Set exercise: Reproduce each line exactly, including spacing and punctuation.
---
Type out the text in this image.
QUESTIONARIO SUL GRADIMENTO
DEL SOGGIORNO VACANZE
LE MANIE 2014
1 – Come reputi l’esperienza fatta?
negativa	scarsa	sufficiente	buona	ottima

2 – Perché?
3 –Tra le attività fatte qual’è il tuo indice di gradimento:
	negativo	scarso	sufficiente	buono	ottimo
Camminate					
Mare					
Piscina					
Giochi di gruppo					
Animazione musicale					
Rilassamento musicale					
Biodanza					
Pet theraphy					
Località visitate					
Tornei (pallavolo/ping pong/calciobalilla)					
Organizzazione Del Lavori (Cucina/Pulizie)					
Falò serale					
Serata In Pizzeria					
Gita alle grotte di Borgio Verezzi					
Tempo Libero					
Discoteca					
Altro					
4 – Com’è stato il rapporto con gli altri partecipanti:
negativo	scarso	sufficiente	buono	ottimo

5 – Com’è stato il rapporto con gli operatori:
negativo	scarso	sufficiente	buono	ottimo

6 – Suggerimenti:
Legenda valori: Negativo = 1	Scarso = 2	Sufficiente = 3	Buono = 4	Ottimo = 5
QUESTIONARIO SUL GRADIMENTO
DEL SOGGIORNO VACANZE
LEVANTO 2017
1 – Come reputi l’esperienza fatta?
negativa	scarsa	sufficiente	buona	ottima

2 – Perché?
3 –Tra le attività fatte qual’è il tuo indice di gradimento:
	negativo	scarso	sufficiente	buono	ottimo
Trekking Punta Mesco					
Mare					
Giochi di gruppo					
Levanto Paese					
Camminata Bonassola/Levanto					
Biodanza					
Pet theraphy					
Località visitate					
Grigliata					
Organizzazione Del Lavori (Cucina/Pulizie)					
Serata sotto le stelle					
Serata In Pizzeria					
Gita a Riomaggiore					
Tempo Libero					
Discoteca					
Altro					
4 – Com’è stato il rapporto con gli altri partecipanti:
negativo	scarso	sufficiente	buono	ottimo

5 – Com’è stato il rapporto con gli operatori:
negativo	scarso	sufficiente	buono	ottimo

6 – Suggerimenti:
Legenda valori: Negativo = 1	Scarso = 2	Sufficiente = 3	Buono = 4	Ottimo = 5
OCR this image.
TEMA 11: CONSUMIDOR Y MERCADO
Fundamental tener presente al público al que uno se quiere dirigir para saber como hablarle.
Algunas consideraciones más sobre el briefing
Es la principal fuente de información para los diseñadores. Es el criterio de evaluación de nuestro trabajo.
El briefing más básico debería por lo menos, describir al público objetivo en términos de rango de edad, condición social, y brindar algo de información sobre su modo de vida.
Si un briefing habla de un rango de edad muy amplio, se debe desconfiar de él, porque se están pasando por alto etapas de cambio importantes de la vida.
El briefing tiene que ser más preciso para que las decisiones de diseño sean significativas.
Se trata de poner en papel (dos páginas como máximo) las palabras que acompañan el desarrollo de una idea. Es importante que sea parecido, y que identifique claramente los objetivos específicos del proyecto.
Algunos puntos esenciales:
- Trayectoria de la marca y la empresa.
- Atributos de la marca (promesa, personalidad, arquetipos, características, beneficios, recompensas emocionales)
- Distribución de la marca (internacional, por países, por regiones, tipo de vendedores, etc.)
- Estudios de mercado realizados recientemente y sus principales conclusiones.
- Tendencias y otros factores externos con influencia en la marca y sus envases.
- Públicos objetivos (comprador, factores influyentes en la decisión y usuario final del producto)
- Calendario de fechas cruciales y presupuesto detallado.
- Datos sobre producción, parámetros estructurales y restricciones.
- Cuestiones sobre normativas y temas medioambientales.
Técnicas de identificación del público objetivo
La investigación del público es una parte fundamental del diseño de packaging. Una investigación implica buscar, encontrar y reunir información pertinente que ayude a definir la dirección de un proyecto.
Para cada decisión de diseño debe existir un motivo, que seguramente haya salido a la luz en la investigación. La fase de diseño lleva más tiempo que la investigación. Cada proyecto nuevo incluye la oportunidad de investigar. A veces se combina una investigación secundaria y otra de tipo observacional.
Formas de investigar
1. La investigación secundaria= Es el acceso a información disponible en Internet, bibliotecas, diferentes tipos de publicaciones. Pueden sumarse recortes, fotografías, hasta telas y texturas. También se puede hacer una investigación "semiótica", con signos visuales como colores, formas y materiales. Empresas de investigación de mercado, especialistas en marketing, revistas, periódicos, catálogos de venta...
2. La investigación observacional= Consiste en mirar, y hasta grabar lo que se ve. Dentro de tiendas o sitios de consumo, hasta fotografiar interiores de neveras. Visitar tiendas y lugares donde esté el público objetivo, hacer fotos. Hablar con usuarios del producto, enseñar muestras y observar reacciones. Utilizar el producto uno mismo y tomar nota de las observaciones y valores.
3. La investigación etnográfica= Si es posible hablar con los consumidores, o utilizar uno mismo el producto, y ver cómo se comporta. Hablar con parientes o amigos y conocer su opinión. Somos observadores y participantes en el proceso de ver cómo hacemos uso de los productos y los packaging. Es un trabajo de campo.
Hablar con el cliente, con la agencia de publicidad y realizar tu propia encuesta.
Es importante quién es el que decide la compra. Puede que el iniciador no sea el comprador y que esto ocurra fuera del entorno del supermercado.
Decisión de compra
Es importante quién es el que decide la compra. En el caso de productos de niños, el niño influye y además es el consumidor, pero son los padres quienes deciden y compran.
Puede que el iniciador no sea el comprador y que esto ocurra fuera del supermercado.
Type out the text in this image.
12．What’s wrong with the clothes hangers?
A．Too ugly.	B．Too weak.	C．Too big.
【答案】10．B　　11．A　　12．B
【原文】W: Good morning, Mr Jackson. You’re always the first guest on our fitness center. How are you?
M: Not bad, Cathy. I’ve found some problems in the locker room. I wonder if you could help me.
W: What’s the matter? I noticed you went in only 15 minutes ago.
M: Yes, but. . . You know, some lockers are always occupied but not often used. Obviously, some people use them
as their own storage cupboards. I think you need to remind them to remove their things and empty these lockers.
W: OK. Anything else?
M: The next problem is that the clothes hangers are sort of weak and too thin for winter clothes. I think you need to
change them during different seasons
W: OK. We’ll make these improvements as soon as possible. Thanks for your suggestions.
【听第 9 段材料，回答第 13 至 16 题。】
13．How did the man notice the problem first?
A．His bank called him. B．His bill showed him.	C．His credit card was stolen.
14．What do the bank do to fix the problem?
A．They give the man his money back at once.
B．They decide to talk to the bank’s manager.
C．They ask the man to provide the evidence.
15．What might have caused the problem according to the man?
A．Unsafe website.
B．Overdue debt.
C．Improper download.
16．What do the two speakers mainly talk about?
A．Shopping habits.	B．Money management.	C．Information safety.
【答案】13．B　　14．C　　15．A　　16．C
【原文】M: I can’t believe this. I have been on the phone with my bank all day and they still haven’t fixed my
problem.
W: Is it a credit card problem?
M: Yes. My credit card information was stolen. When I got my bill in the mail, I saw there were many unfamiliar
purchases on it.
---
Correct output:
Type out the text in this image.
QUESTIONARIO SUL GRADIMENTO
DEL SOGGIORNO VACANZE
LE MANIE 2014
1 – Come reputi l’esperienza fatta?
negativa	scarsa	sufficiente	buona	ottima

2 – Perché?
3 –Tra le attività fatte qual’è il tuo indice di gradimento:
	negativo	scarso	sufficiente	buono	ottimo
Camminate					
Mare					
Piscina					
Giochi di gruppo					
Animazione musicale					
Rilassamento musicale					
Biodanza					
Pet theraphy					
Località visitate					
Tornei (pallavolo/ping pong/calciobalilla)					
Organizzazione Del Lavori (Cucina/Pulizie)					
Falò serale					
Serata In Pizzeria					
Gita alle grotte di Borgio Verezzi					
Tempo Libero					
Discoteca					
Altro					
4 – Com’è stato il rapporto con gli altri partecipanti:
negativo	scarso	sufficiente	buono	ottimo

5 – Com’è stato il rapporto con gli operatori:
negativo	scarso	sufficiente	buono	ottimo

6 – Suggerimenti:
Legenda valori: Negativo = 1	Scarso = 2	Sufficiente = 3	Buono = 4	Ottimo = 5
QUESTIONARIO SUL GRADIMENTO
DEL SOGGIORNO VACANZE
LEVANTO 2017
1 – Come reputi l’esperienza fatta?
negativa	scarsa	sufficiente	buona	ottima

2 – Perché?
3 –Tra le attività fatte qual’è il tuo indice di gradimento:
	negativo	scarso	sufficiente	buono	ottimo
Trekking Punta Mesco					
Mare					
Giochi di gruppo					
Levanto Paese					
Camminata Bonassola/Levanto					
Biodanza					
Pet theraphy					
Località visitate					
Grigliata					
Organizzazione Del Lavori (Cucina/Pulizie)					
Serata sotto le stelle					
Serata In Pizzeria					
Gita a Riomaggiore					
Tempo Libero					
Discoteca					
Altro					
4 – Com’è stato il rapporto con gli altri partecipanti:
negativo	scarso	sufficiente	buono	ottimo

5 – Com’è stato il rapporto con gli operatori:
negativo	scarso	sufficiente	buono	ottimo

6 – Suggerimenti:
Legenda valori: Negativo = 1	Scarso = 2	Sufficiente = 3	Buono = 4	Ottimo = 5
OCR this image.
TEMA 11: CONSUMIDOR Y MERCADO
Fundamental tener presente al público al que uno se quiere dirigir para saber como hablarle.
Algunas consideraciones más sobre el briefing
Es la principal fuente de información para los diseñadores. Es el criterio de evaluación de nuestro trabajo.
El briefing más básico debería por lo menos, describir al público objetivo en términos de rango de edad, condición social, y brindar algo de información sobre su modo de vida.
Si un briefing habla de un rango de edad muy amplio, se debe desconfiar de él, porque se están pasando por alto etapas de cambio importantes de la vida.
El briefing tiene que ser más preciso para que las decisiones de diseño sean significativas.
Se trata de poner en papel (dos páginas como máximo) las palabras que acompañan el desarrollo de una idea. Es importante que sea parecido, y que identifique claramente los objetivos específicos del proyecto.
Algunos puntos esenciales:
- Trayectoria de la marca y la empresa.
- Atributos de la marca (promesa, personalidad, arquetipos, características, beneficios, recompensas emocionales)
- Distribución de la marca (internacional, por países, por regiones, tipo de vendedores, etc.)
- Estudios de mercado realizados recientemente y sus principales conclusiones.
- Tendencias y otros factores externos con influencia en la marca y sus envases.
- Públicos objetivos (comprador, factores influyentes en la decisión y usuario final del producto)
- Calendario de fechas cruciales y presupuesto detallado.
- Datos sobre producción, parámetros estructurales y restricciones.
- Cuestiones sobre normativas y temas medioambientales.
Técnicas de identificación del público objetivo
La investigación del público es una parte fundamental del diseño de packaging. Una investigación implica buscar, encontrar y reunir información pertinente que ayude a definir la dirección de un proyecto.
Para cada decisión de diseño debe existir un motivo, que seguramente haya salido a la luz en la investigación. La fase de diseño lleva más tiempo que la investigación. Cada proyecto nuevo incluye la oportunidad de investigar. A veces se combina una investigación secundaria y otra de tipo observacional.
Formas de investigar
1. La investigación secundaria= Es el acceso a información disponible en Internet, bibliotecas, diferentes tipos de publicaciones. Pueden sumarse recortes, fotografías, hasta telas y texturas. También se puede hacer una investigación "semiótica", con signos visuales como colores, formas y materiales. Empresas de investigación de mercado, especialistas en marketing, revistas, periódicos, catálogos de venta...
2. La investigación observacional= Consiste en mirar, y hasta grabar lo que se ve. Dentro de tiendas o sitios de consumo, hasta fotografiar interiores de neveras. Visitar tiendas y lugares donde esté el público objetivo, hacer fotos. Hablar con usuarios del producto, enseñar muestras y observar reacciones. Utilizar el producto uno mismo y tomar nota de las observaciones y valores.
3. La investigación etnográfica= Si es posible hablar con los consumidores, o utilizar uno mismo el producto, y ver cómo se comporta. Hablar con parientes o amigos y conocer su opinión. Somos observadores y participantes en el proceso de ver cómo hacemos uso de los productos y los packaging. Es un trabajo de campo.
Hablar con el cliente, con la agencia de publicidad y realizar tu propia encuesta.
Es importante quién es el que decide la compra. Puede que el iniciador no sea el comprador y que esto ocurra fuera del entorno del supermercado.
Decisión de compra
Es importante quién es el que decide la compra. En el caso de productos de niños, el niño influye y además es el consumidor, pero son los padres quienes deciden y compran.
Puede que el iniciador no sea el comprador y que esto ocurra fuera del supermercado.
Type out the text in this image.
12．What’s wrong with the clothes hangers?
A．Too ugly.	B．Too weak.	C．Too big.
【答案】10．B　　11．A　　12．B
【原文】W: Good morning, Mr Jackson. You’re always the first guest on our fitness center. How are you?
M: Not bad, Cathy. I’ve found some problems in the locker room. I wonder if you could help me.
W: What’s the matter? I noticed you went in only 15 minutes ago.
M: Yes, but. . . You know, some lockers are always occupied but not often used. Obviously, some people use them
as their own storage cupboards. I think you need to remind them to remove their things and empty these lockers.
W: OK. Anything else?
M: The next problem is that the clothes hangers are sort of weak and too thin for winter clothes. I think you need to
change them during different seasons
W: OK. We’ll make these improvements as soon as possible. Thanks for your suggestions.
【听第 9 段材料，回答第 13 至 16 题。】
13．How did the man notice the problem first?
A．His bank called him. B．His bill showed him.	C．His credit card was stolen.
14．What do the bank do to fix the problem?
A．They give the man his money back at once.
B．They decide to talk to the bank’s manager.
C．They ask the man to provide the evidence.
15．What might have caused the problem according to the man?
A．Unsafe website.
B．Overdue debt.
C．Improper download.
16．What do the two speakers mainly talk about?
A．Shopping habits.	B．Money management.	C．Information safety.
【答案】13．B　　14．C　　15．A　　16．C
【原文】M: I can’t believe this. I have been on the phone with my bank all day and they still haven’t fixed my
problem.
W: Is it a credit card problem?
M: Yes. My credit card information was stolen. When I got my bill in the mail, I saw there were many unfamiliar
purchases on it.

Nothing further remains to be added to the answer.